Seitenauszug
# taz.de -- AfD in Berlin: Menschenverachtend? Äh, nee, ach so!
       
       > Die AfD sammelt Stimmen nicht nur am rechten Rand. Heißt das, sie ist
       > keine rechte Partei? Über Sein und Schein der Berliner AfD.
       
 (IMG) Bild: Im Schatten der Vorsitzenden: Berlins Landeschefin Beatrix von Storch neben Frauke Petry am Sonntag
       
       Der Änderungsantrag ist klar und deutlich. Über eine Abtreibung soll
       letztlich die Frau entscheiden; ihr Selbstbestimmungsrecht sei in diesem
       Fall wichtiger als alles andere, fordert der Antragsteller, und dies müsse
       dem Wahlprogramm so hinzugefügt werden. Es ist ein Mann, was an sich nicht
       überraschend ist. Aber: Er stellt den Antrag auf dem Landesparteitag der
       Berliner Alternative für Deutschland (AfD), also sogar in dem
       Landesverband, der von der christlich-konservativen Europaabgeordneten
       Beatrix von Storch angeführt wird.
       
       Die AfD als Hort von Frauenrechten? Das wäre dann doch zu viel der
       Überraschungen. Der Antrag wird am Sonntag klar abgelehnt, nachdem – ach,
       welch Klischee – eine Gegenrednerin erklärt, dass das Kind schließlich
       nicht Eigentum der Mutter sei und sie sich dadurch auch gar nicht
       eingeschränkt fühle.

Aufgaben zur Bearbeitung
1: Wer führt laut dem Seitenauszug über die Berliner AfD deren Landesverband an?
2: Fasse im Seitenauszug über die Berliner AfD den Absatz, der mit „Der Änderungsantrag ist klar und deutlich“ beginnt, kürzer zusammen und behalte dabei seine wesentlichen Fakten bei.
3: Schreibe den Seitenauszug über die Berliner AfD im Anschluss an seinen letzten Satz weiter.

Datensatz

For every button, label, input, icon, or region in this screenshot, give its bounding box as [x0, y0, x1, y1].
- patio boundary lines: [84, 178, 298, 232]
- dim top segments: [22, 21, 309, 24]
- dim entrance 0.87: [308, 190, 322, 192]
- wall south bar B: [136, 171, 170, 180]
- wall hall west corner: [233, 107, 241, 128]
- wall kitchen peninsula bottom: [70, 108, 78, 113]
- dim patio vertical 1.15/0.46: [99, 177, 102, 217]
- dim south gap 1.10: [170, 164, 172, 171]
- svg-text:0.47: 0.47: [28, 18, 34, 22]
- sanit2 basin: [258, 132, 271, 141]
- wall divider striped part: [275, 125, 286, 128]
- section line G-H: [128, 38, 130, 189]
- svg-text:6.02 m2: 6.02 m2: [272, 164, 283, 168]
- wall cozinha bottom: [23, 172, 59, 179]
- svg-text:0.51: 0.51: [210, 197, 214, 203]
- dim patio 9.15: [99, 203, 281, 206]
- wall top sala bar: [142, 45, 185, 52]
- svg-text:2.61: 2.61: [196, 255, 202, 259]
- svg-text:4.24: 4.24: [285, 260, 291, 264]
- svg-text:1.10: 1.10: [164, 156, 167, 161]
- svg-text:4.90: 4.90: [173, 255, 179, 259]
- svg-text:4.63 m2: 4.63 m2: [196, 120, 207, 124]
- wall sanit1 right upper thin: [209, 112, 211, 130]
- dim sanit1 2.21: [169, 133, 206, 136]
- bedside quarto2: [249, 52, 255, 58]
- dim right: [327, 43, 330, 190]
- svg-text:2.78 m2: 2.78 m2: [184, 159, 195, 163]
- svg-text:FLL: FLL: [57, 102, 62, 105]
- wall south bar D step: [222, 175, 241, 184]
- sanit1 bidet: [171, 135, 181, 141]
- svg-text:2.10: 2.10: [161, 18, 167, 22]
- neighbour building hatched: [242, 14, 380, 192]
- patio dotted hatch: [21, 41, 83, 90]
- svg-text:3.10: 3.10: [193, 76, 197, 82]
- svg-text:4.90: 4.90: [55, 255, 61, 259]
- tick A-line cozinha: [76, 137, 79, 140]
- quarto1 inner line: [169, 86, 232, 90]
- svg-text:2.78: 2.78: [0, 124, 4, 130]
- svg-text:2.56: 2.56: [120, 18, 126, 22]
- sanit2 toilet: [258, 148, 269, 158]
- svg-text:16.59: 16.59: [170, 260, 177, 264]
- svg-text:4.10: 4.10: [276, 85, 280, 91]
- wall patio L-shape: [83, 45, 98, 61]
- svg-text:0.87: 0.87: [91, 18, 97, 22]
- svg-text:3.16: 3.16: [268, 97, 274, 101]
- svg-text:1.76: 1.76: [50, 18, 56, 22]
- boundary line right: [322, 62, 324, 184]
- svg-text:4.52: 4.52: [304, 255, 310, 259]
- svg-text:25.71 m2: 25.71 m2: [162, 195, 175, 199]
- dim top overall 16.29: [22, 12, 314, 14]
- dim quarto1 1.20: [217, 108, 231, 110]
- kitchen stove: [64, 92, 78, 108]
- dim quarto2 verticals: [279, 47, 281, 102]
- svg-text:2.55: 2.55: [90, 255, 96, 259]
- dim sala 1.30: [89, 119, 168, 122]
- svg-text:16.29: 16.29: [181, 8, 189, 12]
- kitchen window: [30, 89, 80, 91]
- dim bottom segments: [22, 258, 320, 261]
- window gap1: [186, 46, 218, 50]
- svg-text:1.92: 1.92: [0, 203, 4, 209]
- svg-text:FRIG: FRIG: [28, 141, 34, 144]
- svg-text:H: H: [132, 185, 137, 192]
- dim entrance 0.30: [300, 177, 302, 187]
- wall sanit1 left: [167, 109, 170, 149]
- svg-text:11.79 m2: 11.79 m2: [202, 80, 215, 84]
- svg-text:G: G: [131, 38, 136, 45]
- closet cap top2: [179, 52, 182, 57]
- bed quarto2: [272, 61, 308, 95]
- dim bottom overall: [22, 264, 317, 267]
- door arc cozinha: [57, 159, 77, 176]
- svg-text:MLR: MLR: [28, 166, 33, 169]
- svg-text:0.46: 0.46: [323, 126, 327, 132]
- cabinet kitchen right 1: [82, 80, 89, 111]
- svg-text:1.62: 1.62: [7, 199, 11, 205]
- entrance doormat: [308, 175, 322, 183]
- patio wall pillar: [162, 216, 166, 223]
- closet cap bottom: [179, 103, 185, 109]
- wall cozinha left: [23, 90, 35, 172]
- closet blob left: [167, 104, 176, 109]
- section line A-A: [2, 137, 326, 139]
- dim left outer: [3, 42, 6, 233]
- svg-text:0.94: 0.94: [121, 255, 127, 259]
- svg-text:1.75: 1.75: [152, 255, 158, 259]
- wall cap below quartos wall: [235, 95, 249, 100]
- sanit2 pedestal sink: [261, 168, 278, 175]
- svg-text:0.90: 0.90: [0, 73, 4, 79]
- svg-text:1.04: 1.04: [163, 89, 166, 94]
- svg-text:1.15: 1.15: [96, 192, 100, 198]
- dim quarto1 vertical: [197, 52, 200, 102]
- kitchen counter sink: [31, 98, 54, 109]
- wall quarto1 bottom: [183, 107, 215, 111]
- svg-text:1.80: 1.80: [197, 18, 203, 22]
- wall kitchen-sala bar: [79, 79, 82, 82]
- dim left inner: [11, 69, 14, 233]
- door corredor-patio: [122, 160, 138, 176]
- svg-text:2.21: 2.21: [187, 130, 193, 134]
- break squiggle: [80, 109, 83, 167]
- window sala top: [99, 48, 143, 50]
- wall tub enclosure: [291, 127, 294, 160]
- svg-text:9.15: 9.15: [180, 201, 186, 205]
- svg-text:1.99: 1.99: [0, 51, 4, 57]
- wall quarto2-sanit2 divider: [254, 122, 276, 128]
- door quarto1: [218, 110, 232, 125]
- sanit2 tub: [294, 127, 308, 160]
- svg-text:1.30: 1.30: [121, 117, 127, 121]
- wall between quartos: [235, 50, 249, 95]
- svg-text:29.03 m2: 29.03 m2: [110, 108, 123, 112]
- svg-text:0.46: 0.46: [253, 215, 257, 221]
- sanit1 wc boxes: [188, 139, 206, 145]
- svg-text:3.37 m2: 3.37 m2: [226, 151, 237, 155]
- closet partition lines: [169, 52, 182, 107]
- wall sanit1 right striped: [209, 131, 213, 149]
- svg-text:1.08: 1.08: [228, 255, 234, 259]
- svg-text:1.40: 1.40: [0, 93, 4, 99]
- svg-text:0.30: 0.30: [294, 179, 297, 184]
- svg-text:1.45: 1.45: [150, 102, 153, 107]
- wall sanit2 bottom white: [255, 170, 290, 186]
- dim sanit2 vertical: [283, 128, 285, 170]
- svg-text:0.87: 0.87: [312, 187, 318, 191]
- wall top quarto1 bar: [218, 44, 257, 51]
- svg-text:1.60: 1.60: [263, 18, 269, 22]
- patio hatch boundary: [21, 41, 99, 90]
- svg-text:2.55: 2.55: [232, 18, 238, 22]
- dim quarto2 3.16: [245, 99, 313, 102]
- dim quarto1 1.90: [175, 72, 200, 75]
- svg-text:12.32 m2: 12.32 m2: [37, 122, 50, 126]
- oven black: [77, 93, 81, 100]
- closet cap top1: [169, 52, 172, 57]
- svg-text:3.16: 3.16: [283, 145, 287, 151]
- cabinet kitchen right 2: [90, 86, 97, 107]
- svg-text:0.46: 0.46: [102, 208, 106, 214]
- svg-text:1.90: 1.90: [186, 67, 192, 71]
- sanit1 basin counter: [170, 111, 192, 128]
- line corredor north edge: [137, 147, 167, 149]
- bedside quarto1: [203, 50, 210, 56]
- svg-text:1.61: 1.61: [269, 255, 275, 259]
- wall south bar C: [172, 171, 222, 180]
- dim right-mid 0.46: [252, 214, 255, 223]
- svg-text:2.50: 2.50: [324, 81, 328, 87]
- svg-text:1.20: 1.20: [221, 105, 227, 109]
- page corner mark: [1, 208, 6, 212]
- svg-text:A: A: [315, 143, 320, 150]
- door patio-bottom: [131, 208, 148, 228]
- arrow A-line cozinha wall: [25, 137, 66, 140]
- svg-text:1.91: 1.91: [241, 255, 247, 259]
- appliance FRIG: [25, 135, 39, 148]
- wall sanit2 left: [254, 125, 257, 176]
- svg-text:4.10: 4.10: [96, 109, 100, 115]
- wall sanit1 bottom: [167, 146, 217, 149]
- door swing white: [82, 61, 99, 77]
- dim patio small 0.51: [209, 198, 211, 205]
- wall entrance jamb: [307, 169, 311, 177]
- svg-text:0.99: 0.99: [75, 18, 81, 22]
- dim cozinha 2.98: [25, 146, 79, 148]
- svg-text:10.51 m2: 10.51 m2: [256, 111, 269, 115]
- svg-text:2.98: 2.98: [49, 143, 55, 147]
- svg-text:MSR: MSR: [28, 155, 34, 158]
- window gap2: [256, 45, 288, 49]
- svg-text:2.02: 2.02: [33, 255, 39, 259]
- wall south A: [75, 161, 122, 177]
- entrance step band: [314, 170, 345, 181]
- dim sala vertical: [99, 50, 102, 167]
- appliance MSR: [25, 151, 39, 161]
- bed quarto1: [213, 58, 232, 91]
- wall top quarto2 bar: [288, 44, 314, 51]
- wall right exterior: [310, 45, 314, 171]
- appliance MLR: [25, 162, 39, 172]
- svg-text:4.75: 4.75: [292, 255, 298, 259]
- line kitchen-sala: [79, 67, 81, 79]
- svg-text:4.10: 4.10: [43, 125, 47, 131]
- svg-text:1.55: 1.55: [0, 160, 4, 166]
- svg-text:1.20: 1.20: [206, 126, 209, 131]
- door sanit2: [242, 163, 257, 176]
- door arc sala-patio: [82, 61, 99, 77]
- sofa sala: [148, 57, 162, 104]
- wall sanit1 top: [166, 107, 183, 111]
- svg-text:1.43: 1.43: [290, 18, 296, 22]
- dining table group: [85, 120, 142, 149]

Vorgegebene Antworten
1: Die christlich-konservative Europaabgeordnete Beatrix von Storch.

2: Auf dem Landesparteitag der Berliner AfD, deren Landesverband die christlich-konservative Europaabgeordnete Beatrix von Storch führt, beantragt ein Mann, ins Wahlprogramm aufzunehmen, dass über eine Abtreibung letztlich die Frau entscheidet, da ihr Selbstbestimmungsrecht hier wichtiger sei als alles andere.

3:
       Die AfD betont gerne, erst recht nach ihren Erfolgen bei den Landtagswahlen
       am Sonntag, dass sie nicht die rechte Partei sei, die die „Lügenpresse“ aus
       ihr machen würde. Tatsächlich gibt es Mitglieder, die diesem Klischee nicht
       entsprechen. Und auch Forderungen im Programm für die Abgeordnetenhauswahl
       im September, die von linken und liberalen Parteien stammen könnten: die
       nach einer Direktwahl des Regierenden Bürgermeisters, neuen BER-Flugrouten,
       der Förderung von Genossenschaften, mehr männlichen Erziehern sowie die
       Stärkung der direkten Demokratie.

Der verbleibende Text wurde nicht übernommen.